* [RECORDS FOR THIS TASK]
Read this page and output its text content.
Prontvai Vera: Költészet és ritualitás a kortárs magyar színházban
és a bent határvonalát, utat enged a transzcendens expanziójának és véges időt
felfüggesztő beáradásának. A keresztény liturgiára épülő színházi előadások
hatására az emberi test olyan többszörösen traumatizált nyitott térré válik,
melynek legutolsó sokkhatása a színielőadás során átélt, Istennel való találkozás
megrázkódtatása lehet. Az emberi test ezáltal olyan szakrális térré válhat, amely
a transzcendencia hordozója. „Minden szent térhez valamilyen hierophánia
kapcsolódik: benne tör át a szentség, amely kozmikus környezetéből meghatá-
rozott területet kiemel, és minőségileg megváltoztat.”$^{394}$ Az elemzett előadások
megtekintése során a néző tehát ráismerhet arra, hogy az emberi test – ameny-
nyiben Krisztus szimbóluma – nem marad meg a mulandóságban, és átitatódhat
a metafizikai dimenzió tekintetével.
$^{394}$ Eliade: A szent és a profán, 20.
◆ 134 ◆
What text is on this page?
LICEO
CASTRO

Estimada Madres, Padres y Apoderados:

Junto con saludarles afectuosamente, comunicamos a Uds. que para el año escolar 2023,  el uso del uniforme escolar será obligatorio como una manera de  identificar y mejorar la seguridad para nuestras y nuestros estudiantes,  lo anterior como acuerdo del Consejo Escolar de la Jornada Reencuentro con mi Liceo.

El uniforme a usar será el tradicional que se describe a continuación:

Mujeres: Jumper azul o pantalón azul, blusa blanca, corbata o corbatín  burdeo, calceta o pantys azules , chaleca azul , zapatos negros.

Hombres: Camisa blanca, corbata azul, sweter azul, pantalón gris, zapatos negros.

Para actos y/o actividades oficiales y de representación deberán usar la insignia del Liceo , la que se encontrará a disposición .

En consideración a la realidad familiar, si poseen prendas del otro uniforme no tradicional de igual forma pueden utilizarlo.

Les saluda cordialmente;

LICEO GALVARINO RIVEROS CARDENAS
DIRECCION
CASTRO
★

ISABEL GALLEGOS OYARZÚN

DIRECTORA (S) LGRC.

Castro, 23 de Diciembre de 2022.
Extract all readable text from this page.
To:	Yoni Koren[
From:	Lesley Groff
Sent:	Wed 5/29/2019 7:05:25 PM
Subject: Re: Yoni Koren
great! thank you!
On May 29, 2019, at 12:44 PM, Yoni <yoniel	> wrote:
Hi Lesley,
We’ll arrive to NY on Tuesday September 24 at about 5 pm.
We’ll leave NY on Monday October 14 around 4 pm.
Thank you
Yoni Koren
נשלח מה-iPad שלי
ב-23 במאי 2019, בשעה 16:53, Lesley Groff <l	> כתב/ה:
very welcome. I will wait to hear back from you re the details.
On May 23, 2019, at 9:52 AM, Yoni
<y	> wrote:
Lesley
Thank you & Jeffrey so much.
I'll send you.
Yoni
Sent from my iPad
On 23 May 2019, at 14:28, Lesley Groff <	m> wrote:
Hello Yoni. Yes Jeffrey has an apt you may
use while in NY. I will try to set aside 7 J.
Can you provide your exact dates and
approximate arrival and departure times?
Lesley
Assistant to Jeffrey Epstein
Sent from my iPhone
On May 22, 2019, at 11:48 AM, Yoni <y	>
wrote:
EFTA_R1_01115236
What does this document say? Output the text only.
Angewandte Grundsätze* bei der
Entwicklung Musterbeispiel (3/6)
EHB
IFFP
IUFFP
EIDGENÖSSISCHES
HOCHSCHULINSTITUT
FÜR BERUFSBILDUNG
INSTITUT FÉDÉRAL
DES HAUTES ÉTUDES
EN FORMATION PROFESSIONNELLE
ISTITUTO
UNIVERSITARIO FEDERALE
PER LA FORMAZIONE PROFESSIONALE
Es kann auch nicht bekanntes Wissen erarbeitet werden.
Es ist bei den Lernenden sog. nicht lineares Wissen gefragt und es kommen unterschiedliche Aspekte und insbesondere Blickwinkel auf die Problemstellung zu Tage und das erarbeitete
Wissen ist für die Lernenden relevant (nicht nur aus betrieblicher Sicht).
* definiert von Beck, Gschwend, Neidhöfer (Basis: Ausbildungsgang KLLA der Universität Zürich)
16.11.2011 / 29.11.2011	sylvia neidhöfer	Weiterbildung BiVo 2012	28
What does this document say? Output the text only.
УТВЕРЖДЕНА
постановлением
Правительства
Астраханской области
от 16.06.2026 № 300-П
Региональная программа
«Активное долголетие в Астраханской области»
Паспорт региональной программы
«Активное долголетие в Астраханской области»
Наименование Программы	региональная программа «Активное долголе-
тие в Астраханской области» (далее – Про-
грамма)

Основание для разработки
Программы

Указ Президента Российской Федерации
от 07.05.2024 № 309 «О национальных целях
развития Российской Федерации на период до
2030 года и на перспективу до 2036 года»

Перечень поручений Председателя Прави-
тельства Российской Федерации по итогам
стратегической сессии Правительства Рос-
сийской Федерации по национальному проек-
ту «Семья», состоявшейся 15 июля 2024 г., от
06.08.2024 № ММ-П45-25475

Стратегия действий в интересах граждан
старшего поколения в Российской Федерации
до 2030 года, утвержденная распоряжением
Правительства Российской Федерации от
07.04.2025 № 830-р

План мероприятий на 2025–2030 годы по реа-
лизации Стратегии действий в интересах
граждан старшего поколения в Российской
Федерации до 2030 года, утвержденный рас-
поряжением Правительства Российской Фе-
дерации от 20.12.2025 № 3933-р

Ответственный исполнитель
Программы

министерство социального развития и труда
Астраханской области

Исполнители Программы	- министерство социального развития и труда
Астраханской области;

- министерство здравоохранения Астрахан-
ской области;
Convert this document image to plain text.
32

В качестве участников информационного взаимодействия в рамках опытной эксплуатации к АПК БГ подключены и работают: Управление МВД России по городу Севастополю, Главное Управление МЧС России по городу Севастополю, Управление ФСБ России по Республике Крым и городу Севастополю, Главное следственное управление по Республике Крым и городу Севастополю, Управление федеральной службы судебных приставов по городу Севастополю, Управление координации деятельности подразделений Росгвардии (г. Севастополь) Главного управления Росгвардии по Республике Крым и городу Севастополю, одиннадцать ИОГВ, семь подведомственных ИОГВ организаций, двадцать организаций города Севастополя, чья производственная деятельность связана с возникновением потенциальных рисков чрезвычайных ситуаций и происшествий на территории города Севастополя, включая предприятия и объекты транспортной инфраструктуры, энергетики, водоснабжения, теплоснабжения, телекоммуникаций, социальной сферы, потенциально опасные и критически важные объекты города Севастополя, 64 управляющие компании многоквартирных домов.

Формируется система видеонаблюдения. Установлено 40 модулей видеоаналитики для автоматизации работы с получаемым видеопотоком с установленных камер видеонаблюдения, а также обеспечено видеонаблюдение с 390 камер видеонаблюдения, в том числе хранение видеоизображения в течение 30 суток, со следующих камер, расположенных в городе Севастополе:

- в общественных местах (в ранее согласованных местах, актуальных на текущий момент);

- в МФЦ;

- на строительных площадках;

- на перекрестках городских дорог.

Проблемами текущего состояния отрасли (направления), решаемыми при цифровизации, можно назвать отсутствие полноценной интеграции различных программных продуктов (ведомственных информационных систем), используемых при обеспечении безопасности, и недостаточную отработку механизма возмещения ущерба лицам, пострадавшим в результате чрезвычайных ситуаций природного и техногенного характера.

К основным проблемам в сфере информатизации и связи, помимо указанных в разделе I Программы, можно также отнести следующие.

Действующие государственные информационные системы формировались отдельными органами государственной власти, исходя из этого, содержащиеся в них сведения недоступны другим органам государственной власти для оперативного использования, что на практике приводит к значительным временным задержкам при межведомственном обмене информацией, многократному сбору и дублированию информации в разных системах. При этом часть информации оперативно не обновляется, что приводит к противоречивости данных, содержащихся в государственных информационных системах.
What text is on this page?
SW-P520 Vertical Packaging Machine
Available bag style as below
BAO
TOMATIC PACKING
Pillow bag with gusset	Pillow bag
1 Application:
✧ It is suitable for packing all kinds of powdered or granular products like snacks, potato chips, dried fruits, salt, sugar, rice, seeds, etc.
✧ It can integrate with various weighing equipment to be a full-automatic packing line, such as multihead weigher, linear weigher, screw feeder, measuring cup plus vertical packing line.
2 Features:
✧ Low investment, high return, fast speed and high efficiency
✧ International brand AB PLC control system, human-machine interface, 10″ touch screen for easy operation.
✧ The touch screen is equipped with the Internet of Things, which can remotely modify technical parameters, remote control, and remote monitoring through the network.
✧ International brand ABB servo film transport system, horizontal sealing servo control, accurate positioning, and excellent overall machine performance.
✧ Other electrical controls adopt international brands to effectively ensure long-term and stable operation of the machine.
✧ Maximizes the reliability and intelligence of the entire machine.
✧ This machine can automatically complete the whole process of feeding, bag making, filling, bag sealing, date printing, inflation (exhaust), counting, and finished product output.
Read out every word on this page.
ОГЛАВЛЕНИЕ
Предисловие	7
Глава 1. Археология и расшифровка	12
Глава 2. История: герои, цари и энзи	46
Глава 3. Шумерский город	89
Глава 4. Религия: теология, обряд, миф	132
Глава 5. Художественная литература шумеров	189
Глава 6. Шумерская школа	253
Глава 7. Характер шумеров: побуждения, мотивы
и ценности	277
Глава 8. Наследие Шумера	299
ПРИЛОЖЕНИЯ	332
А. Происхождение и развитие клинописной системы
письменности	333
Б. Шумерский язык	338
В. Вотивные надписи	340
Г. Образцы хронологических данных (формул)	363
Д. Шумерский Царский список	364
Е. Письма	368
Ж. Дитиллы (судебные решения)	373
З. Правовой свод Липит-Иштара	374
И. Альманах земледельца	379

* [WHAT THE TASK REQUIRES] The answer consists only of the lines from the one containing "Read out every word on this page." to the end of the records, each written out exactly.

* [RESULT BELOW]
Read out every word on this page.
ОГЛАВЛЕНИЕ
Предисловие	7
Глава 1. Археология и расшифровка	12
Глава 2. История: герои, цари и энзи	46
Глава 3. Шумерский город	89
Глава 4. Религия: теология, обряд, миф	132
Глава 5. Художественная литература шумеров	189
Глава 6. Шумерская школа	253
Глава 7. Характер шумеров: побуждения, мотивы
и ценности	277
Глава 8. Наследие Шумера	299
ПРИЛОЖЕНИЯ	332
А. Происхождение и развитие клинописной системы
письменности	333
Б. Шумерский язык	338
В. Вотивные надписи	340
Г. Образцы хронологических данных (формул)	363
Д. Шумерский Царский список	364
Е. Письма	368
Ж. Дитиллы (судебные решения)	373
З. Правовой свод Липит-Иштара	374
И. Альманах земледельца	379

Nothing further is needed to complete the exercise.